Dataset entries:
((

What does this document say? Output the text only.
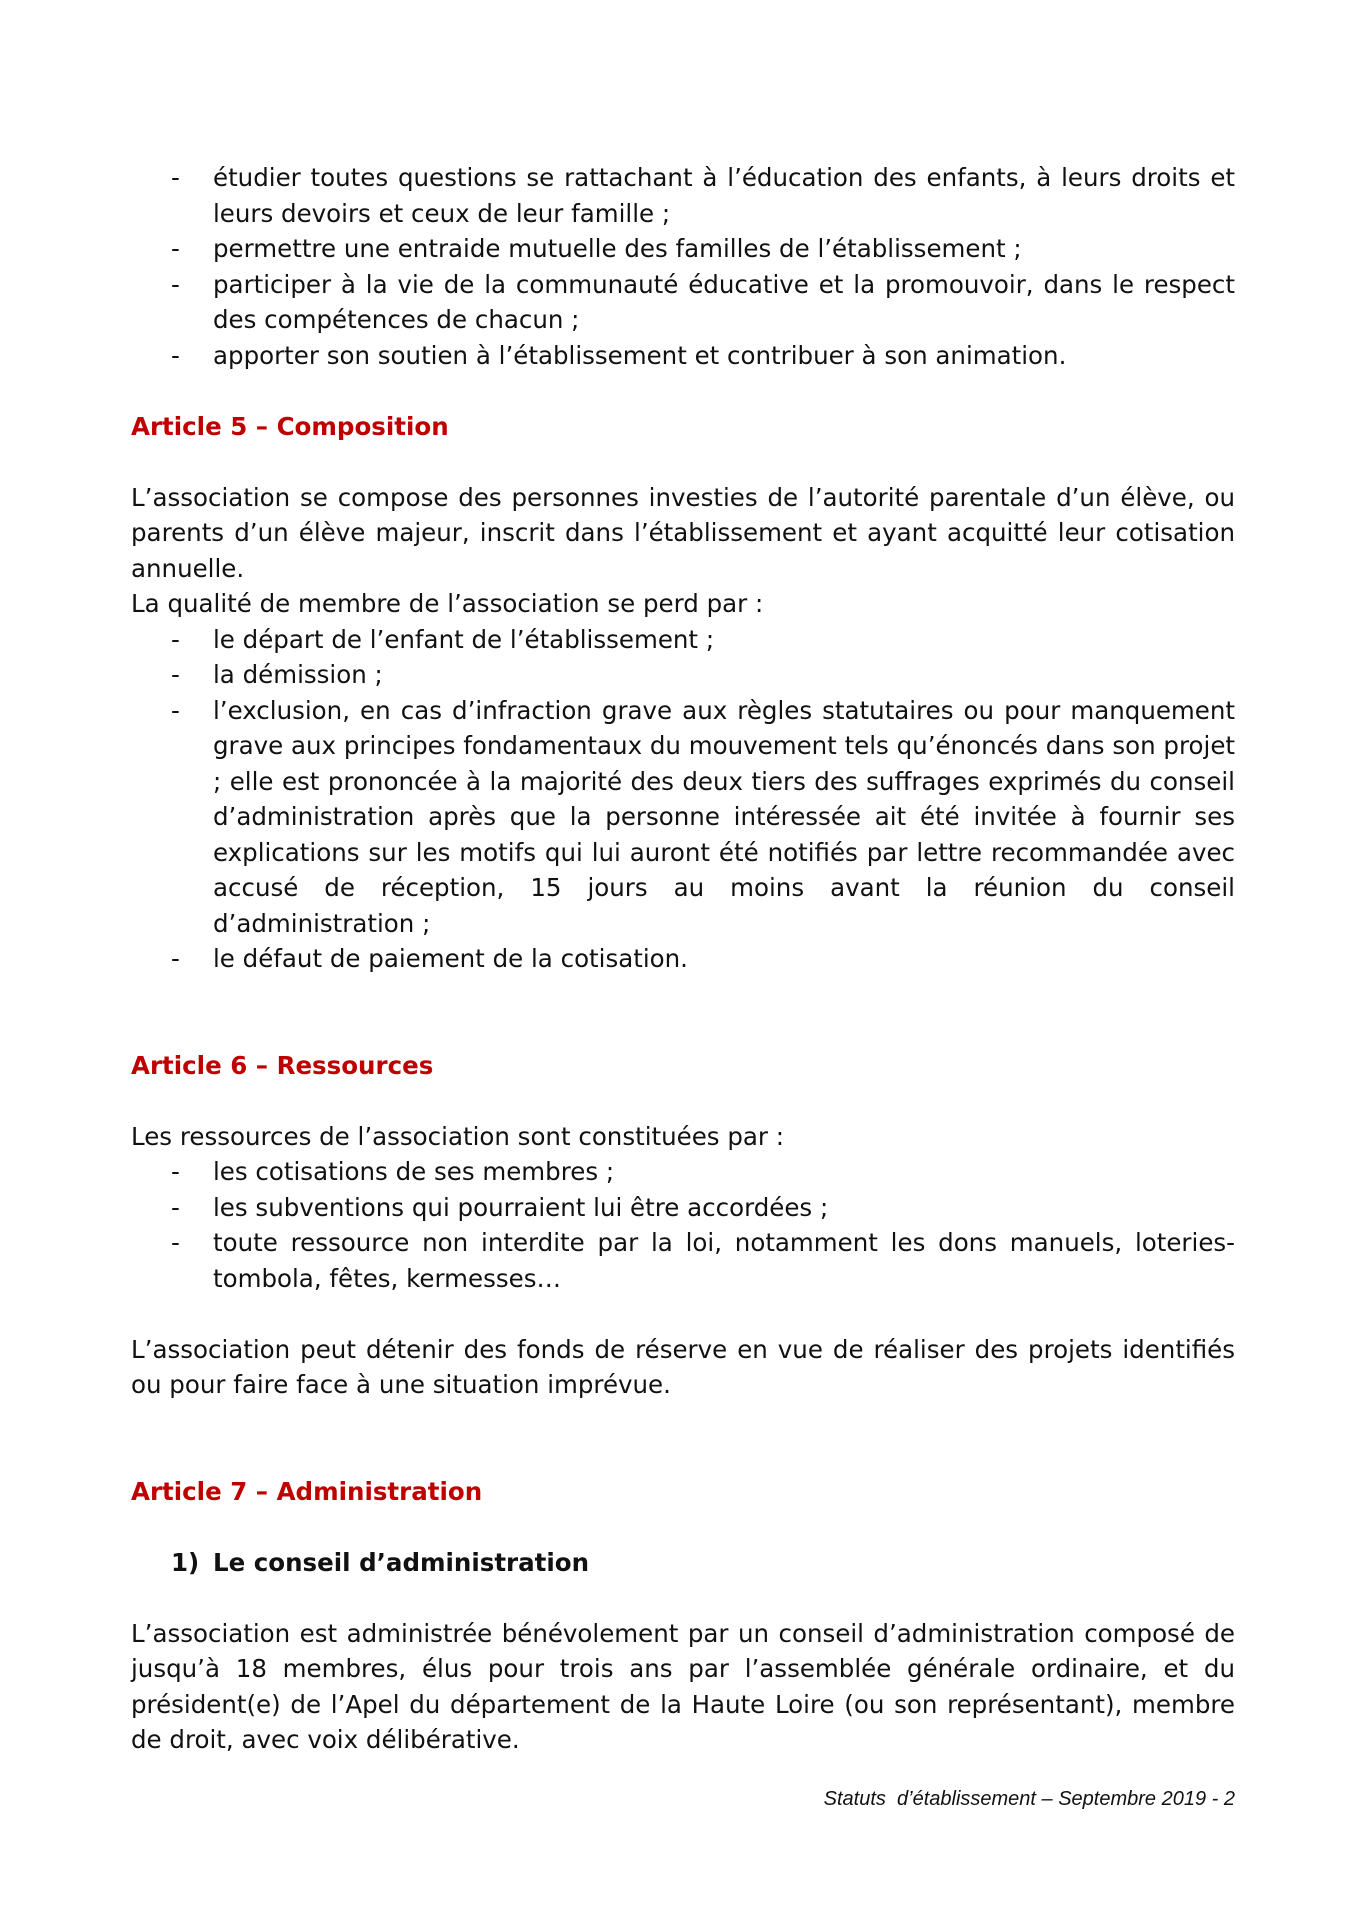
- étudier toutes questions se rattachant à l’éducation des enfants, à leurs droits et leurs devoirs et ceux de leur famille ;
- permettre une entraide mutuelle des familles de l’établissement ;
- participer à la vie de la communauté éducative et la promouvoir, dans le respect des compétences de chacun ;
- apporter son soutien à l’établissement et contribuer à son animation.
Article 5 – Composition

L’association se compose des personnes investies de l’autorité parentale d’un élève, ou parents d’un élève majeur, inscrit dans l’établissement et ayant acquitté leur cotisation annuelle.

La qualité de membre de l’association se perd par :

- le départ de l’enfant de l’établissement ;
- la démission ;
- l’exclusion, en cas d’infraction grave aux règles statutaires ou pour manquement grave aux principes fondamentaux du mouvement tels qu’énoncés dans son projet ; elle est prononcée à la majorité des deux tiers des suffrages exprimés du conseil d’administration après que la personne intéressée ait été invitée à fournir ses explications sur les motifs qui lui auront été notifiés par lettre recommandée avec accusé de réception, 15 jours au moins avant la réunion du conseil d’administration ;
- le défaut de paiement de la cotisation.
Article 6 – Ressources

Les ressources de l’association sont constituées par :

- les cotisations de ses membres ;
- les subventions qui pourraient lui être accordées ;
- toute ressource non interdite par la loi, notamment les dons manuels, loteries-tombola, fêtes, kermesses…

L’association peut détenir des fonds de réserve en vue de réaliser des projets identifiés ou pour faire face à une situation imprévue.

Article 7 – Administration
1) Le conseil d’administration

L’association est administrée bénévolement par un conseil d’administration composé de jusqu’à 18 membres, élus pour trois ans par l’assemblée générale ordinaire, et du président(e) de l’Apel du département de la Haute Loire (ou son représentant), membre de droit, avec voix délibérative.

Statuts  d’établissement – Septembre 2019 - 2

))

(What you will do): Lines that include the word "établissement" are to be extracted from the data above.

(Exercise output):
- permettre une entraide mutuelle des familles de l’établissement ;
- apporter son soutien à l’établissement et contribuer à son animation.
L’association se compose des personnes investies de l’autorité parentale d’un élève, ou parents d’un élève majeur, inscrit dans l’établissement et ayant acquitté leur cotisation annuelle.
- le départ de l’enfant de l’établissement ;
Statuts  d’établissement – Septembre 2019 - 2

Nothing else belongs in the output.